** GIVEN TASK **
Locate all lines with the word "median". Copy them.

** RECORDS PROVIDED **
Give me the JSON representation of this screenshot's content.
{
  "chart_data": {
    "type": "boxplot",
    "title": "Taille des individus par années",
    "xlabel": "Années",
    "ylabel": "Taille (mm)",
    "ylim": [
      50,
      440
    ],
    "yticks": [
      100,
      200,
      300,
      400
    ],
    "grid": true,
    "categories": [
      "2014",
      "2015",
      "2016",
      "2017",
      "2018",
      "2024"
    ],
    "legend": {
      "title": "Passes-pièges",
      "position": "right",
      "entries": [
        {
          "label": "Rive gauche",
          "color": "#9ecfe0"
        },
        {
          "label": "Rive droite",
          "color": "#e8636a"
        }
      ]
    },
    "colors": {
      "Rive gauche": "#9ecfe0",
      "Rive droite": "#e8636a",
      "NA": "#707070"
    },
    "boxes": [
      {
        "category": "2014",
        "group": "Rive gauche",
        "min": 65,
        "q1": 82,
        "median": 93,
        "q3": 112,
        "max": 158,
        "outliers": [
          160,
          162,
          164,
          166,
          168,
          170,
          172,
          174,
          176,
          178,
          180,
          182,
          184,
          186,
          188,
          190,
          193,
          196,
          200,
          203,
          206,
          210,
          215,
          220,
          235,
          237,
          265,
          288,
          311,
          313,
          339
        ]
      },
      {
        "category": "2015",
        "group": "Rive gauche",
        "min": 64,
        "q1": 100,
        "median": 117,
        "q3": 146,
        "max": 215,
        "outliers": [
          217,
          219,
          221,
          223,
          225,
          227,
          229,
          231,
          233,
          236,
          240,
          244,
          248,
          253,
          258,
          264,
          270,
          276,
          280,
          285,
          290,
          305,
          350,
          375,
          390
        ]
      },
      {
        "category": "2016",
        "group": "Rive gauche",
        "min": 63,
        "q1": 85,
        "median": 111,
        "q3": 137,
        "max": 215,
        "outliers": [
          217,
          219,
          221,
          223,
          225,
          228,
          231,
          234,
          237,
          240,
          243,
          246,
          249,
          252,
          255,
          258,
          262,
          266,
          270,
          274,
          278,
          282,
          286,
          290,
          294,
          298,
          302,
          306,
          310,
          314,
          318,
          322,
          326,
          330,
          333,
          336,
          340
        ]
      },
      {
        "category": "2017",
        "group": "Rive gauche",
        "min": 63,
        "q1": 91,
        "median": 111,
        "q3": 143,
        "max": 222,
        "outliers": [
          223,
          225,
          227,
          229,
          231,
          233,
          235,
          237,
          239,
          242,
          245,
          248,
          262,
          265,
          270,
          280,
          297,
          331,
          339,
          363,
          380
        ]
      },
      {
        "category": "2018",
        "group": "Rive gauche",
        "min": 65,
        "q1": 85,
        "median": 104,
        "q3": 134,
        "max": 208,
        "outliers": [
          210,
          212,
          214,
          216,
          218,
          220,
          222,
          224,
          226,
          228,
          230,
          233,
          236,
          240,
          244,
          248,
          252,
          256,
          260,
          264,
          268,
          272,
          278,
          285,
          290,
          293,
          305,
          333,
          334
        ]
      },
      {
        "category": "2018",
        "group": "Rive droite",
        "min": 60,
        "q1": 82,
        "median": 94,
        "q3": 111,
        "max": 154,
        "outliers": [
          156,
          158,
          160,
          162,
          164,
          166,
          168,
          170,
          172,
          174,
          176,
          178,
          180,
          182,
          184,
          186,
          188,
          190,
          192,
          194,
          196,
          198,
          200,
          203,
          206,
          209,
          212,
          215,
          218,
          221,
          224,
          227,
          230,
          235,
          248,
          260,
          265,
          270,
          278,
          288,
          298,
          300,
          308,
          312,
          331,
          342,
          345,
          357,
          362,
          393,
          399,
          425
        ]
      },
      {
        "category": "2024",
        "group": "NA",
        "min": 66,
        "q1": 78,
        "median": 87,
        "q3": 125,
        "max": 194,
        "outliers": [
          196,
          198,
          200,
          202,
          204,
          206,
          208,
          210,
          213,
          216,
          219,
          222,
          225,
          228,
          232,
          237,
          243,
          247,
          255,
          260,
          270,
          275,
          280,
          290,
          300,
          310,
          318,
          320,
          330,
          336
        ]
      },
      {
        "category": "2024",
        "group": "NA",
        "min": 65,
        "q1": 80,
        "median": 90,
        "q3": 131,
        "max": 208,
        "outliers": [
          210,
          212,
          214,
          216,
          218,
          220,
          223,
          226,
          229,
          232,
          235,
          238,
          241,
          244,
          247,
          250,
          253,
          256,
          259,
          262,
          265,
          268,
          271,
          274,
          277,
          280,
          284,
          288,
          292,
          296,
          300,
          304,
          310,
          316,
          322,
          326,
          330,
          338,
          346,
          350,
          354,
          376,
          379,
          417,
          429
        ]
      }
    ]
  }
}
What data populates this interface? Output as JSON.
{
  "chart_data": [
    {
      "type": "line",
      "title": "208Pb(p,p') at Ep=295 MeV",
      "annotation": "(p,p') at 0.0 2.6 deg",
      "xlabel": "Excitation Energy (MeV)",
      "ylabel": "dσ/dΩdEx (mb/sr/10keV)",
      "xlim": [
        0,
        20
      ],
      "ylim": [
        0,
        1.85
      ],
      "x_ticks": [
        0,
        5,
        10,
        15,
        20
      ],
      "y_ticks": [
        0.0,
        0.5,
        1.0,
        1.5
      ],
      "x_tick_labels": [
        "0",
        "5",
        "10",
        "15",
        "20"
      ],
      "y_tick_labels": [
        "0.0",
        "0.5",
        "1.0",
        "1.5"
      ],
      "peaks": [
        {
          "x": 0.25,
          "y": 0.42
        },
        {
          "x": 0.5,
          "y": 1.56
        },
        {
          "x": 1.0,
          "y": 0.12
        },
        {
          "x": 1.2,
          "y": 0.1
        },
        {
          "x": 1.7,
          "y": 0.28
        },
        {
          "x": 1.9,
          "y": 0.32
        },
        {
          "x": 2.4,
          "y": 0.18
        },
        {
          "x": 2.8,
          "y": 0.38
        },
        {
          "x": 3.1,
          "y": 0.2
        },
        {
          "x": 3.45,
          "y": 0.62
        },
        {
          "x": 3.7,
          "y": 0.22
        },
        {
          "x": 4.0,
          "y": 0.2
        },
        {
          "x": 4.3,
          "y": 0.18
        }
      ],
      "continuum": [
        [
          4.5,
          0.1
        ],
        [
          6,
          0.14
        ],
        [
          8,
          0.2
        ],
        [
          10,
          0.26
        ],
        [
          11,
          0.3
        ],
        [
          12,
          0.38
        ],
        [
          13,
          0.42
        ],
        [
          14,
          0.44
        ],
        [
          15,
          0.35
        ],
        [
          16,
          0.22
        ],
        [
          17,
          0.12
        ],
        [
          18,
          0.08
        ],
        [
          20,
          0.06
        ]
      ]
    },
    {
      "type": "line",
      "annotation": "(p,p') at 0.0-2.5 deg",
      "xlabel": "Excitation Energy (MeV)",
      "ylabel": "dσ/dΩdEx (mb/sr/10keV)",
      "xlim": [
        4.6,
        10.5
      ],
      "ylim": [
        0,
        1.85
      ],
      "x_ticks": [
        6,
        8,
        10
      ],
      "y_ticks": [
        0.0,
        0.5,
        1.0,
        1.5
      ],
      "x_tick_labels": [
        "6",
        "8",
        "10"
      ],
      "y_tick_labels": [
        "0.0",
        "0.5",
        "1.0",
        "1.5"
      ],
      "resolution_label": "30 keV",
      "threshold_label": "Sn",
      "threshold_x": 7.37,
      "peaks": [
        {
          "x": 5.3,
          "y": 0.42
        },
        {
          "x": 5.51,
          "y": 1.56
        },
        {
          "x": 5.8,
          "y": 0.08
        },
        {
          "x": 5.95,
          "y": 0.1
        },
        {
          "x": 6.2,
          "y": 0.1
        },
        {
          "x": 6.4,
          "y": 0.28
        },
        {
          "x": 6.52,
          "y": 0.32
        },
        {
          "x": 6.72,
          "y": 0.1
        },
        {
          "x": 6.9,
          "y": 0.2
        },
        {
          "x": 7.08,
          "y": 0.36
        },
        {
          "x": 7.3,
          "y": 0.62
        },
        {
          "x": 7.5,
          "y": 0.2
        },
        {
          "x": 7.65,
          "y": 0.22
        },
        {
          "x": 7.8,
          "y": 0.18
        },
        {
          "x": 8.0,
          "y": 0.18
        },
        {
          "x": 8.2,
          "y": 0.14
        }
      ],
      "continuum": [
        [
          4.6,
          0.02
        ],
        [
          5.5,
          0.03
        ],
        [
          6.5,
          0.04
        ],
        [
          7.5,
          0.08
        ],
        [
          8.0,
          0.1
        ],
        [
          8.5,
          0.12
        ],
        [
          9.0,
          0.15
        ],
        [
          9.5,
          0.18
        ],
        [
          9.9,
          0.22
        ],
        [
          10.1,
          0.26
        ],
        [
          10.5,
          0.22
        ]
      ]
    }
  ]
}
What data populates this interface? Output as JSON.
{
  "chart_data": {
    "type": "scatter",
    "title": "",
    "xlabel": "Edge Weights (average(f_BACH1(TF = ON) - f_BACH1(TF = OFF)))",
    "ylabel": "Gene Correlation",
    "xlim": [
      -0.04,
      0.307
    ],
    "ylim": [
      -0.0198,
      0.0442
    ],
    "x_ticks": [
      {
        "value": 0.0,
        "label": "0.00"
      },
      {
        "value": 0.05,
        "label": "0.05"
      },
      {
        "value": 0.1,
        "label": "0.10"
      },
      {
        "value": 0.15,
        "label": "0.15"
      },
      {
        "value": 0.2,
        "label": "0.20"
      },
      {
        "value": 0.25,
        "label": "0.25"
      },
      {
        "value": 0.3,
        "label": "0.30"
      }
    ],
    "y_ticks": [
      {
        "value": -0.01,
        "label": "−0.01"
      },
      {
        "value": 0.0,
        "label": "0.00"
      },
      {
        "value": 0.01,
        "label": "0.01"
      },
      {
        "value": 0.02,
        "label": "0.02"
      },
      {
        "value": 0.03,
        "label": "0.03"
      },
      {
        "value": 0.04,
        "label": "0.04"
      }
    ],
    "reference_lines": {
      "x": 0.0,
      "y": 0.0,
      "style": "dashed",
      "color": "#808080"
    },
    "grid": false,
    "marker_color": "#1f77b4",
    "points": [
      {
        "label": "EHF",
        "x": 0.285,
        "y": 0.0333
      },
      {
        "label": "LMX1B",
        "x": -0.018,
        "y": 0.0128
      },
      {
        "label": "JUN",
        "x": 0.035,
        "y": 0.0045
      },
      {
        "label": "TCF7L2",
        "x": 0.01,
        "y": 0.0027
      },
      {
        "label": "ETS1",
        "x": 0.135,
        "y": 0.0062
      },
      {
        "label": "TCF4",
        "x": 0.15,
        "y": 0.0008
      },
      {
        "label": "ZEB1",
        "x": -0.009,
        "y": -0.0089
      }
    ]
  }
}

** FULL SOLUTION **
        "median": 93,
        "median": 117,
        "median": 111,
        "median": 111,
        "median": 104,
        "median": 94,
        "median": 87,
        "median": 90,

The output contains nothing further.